• [DO THIS]:
Filter the records below for the word "marker". Copy each line that holds it.

• [RECORDED DATA]:
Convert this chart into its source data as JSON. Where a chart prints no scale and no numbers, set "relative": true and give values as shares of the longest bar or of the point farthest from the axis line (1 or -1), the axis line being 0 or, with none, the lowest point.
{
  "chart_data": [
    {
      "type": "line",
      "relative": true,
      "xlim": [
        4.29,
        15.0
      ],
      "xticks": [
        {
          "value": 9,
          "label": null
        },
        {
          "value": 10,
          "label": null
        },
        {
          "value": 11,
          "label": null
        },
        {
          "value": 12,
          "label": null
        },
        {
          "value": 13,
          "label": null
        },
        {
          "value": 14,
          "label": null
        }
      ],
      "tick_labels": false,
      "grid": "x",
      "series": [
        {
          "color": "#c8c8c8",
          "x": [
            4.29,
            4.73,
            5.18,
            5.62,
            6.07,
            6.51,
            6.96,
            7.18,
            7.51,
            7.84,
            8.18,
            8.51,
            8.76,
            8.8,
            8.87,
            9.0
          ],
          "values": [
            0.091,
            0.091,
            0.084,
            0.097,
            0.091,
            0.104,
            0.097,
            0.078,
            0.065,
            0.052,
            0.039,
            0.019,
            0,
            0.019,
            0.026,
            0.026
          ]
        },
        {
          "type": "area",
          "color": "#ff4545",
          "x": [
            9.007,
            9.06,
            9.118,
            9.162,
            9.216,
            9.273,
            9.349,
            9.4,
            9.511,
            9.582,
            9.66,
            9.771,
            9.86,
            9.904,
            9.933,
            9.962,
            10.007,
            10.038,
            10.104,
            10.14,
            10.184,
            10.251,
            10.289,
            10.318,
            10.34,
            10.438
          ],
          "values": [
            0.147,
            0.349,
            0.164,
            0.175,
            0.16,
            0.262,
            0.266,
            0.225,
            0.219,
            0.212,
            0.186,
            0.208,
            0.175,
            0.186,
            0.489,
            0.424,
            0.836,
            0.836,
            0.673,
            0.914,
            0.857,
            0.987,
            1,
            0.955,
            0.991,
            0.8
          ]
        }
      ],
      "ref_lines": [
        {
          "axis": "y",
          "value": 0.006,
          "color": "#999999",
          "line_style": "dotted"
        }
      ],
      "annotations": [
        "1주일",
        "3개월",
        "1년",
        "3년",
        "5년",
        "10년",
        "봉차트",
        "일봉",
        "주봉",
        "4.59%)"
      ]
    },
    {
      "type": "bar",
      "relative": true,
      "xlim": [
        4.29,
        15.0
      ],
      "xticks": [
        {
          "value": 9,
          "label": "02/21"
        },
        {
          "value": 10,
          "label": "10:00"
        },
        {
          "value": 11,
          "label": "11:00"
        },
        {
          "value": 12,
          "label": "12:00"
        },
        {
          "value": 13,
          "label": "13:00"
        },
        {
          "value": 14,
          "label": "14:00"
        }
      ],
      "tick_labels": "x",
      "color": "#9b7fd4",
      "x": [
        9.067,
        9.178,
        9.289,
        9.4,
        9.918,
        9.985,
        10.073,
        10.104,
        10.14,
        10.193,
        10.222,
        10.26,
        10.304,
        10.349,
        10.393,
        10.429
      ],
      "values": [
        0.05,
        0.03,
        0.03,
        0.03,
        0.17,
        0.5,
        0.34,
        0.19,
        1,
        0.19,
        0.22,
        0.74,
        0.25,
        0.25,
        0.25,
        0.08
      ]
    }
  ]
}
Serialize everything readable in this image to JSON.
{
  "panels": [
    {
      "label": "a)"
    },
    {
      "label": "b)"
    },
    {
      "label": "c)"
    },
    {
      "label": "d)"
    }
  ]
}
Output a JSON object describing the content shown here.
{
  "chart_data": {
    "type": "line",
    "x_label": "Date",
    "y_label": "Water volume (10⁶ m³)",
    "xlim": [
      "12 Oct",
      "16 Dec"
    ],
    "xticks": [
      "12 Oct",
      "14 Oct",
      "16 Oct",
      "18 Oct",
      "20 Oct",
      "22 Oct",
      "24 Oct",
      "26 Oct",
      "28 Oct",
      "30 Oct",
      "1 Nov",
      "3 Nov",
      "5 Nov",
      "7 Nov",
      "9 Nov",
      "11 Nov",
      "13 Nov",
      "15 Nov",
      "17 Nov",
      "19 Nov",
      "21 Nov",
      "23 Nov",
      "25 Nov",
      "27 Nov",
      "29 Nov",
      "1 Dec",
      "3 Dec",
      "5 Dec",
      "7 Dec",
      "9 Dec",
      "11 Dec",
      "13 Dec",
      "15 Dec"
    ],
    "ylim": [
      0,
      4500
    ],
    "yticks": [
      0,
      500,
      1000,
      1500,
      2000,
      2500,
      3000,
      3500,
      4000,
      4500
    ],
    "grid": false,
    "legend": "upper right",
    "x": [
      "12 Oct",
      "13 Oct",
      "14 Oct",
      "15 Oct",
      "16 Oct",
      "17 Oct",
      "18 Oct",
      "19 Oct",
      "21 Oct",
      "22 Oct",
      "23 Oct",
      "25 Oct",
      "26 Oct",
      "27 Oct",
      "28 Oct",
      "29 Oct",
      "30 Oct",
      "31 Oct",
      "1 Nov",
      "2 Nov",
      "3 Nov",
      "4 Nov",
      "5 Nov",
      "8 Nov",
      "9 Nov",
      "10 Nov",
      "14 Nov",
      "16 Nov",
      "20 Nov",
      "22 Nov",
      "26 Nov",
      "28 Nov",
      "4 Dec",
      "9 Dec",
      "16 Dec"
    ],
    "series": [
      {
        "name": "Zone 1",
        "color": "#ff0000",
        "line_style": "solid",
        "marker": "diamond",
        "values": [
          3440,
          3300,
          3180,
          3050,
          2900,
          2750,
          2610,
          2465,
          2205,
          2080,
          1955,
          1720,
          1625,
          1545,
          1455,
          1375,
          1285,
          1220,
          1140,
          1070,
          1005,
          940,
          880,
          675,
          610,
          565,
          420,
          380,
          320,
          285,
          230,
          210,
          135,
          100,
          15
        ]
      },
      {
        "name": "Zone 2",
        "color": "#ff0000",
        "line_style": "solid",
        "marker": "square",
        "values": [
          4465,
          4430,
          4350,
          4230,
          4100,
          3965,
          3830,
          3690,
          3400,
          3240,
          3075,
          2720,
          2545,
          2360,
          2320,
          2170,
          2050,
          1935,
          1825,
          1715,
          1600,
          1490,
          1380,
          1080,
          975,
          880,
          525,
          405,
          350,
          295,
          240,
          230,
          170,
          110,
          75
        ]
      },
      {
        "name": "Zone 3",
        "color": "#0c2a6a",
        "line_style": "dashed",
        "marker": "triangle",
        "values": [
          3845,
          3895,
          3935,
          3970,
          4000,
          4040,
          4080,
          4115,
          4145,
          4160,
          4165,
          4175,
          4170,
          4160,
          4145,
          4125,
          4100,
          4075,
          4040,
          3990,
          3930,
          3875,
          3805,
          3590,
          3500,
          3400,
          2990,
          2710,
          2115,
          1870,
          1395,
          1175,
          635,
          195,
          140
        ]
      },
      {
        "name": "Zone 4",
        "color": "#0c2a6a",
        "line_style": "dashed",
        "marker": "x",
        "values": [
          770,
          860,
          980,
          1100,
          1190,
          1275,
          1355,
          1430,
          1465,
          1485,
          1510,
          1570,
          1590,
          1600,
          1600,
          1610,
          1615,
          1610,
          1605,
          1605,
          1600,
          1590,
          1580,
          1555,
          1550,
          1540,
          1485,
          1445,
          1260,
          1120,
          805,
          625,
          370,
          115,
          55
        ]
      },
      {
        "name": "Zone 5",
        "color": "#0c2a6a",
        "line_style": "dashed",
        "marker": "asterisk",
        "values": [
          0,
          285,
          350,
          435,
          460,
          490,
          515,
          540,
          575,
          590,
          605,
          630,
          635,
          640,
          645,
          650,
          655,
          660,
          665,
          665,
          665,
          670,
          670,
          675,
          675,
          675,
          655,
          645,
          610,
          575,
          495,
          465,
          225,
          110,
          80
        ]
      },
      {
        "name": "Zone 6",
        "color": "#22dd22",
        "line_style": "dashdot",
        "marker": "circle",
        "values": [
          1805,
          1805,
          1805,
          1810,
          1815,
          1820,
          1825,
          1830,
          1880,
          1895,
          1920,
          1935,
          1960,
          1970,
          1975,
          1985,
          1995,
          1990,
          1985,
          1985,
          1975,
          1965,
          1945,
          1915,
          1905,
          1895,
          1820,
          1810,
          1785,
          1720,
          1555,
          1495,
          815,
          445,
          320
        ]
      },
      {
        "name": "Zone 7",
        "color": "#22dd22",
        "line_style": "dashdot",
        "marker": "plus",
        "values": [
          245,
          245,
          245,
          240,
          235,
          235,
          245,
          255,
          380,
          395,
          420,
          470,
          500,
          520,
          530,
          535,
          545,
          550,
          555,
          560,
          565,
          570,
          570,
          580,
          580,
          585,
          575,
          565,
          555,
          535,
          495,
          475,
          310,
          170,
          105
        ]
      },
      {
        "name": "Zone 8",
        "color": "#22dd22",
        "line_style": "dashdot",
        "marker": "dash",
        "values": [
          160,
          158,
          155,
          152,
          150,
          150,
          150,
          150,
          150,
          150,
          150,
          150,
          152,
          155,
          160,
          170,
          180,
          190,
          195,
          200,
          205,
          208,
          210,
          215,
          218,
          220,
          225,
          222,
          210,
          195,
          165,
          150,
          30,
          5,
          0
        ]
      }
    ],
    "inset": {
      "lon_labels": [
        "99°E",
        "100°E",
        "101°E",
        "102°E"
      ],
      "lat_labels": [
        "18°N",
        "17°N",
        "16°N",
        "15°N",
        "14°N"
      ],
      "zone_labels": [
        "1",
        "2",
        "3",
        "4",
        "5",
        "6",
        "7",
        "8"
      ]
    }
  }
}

• [EXERCISE ANSWER]:
        "marker": "diamond",
        "marker": "square",
        "marker": "triangle",
        "marker": "x",
        "marker": "asterisk",
        "marker": "circle",
        "marker": "plus",
        "marker": "dash",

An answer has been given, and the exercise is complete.